Stored items from a collection:

┌──

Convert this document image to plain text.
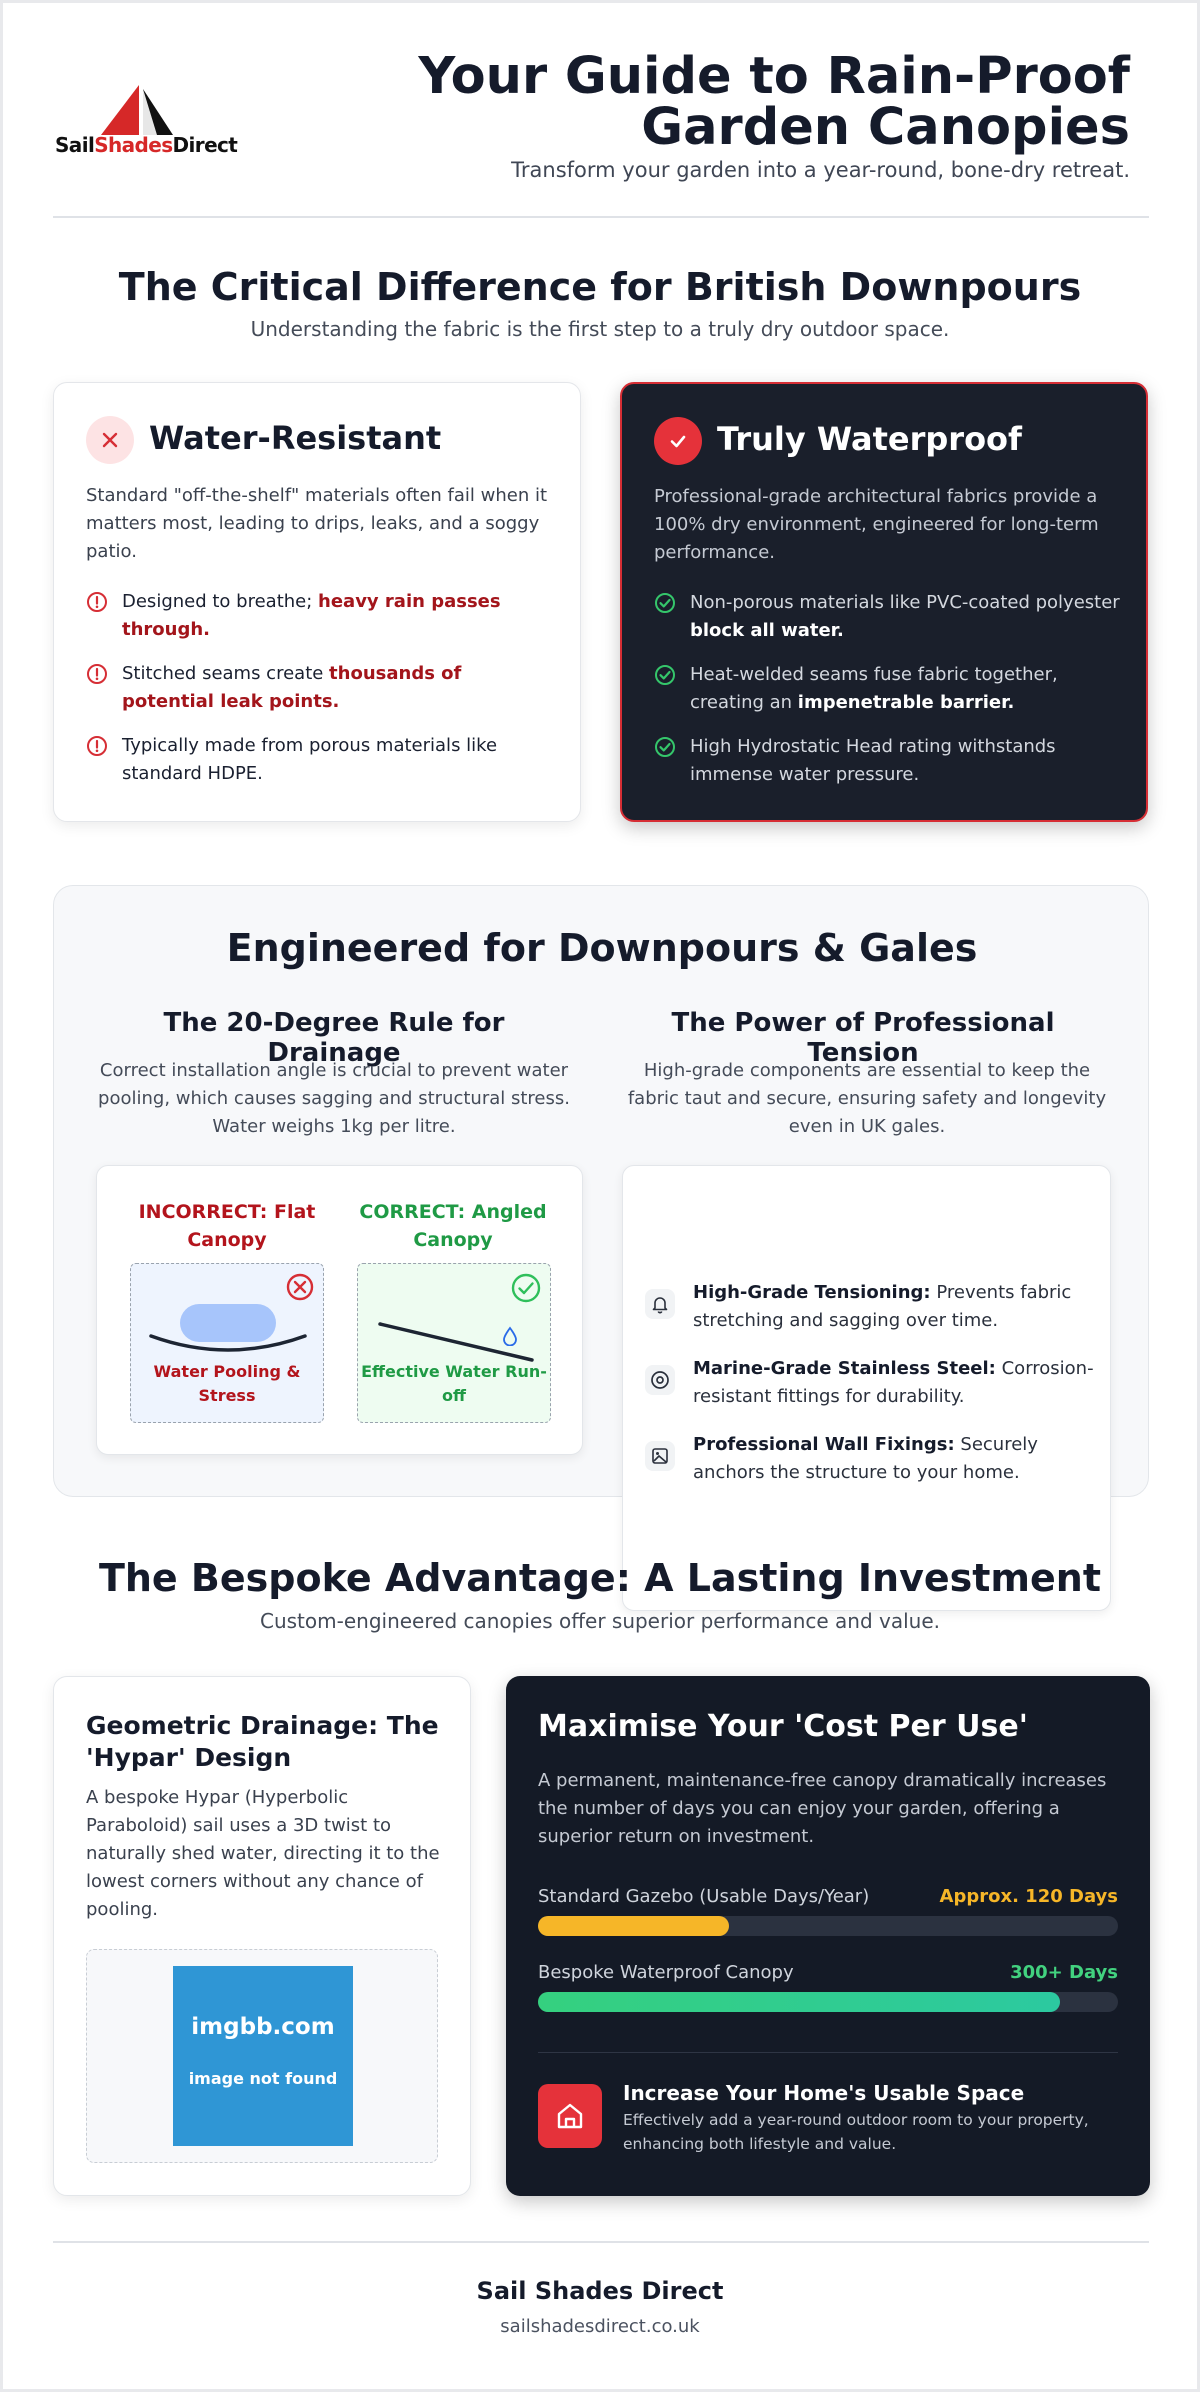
SailShadesDirect
Your Guide to Rain-Proof Garden Canopies
Transform your garden into a year-round, bone-dry retreat.
The Critical Difference for British Downpours
Understanding the fabric is the first step to a truly dry outdoor space.
Water-Resistant
Standard "off-the-shelf" materials often fail when it matters most, leading to drips, leaks, and a soggy patio.
Designed to breathe; heavy rain passes through.
Stitched seams create thousands of potential leak points.
Typically made from porous materials like standard HDPE.
Truly Waterproof
Professional-grade architectural fabrics provide a 100% dry environment, engineered for long-term performance.
Non-porous materials like PVC-coated polyester block all water.
Heat-welded seams fuse fabric together, creating an impenetrable barrier.
High Hydrostatic Head rating withstands immense water pressure.
Engineered for Downpours & Gales
The 20-Degree Rule for Drainage
Correct installation angle is crucial to prevent water pooling, which causes sagging and structural stress. Water weighs 1kg per litre.
The Power of Professional Tension
High-grade components are essential to keep the fabric taut and secure, ensuring safety and longevity even in UK gales.
INCORRECT: Flat Canopy
Water Pooling & Stress
CORRECT: Angled Canopy
Effective Water Run-off
High-Grade Tensioning: Prevents fabric stretching and sagging over time.
Marine-Grade Stainless Steel: Corrosion-resistant fittings for durability.
Professional Wall Fixings: Securely anchors the structure to your home.
The Bespoke Advantage: A Lasting Investment
Custom-engineered canopies offer superior performance and value.
Geometric Drainage: The 'Hypar' Design
A bespoke Hypar (Hyperbolic Paraboloid) sail uses a 3D twist to naturally shed water, directing it to the lowest corners without any chance of pooling.
imgbb.com
image not found
Maximise Your 'Cost Per Use'
A permanent, maintenance-free canopy dramatically increases the number of days you can enjoy your garden, offering a superior return on investment.
Standard Gazebo (Usable Days/Year)	Approx. 120 Days
Bespoke Waterproof Canopy	300+ Days
Increase Your Home's Usable Space
Effectively add a year-round outdoor room to your property, enhancing both lifestyle and value.
Sail Shades Direct
sailshadesdirect.co.uk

└──

Each line holding "like" must be found and copied.

Written answer
Typically made from porous materials like standard HDPE.
Non-porous materials like PVC-coated polyester block all water.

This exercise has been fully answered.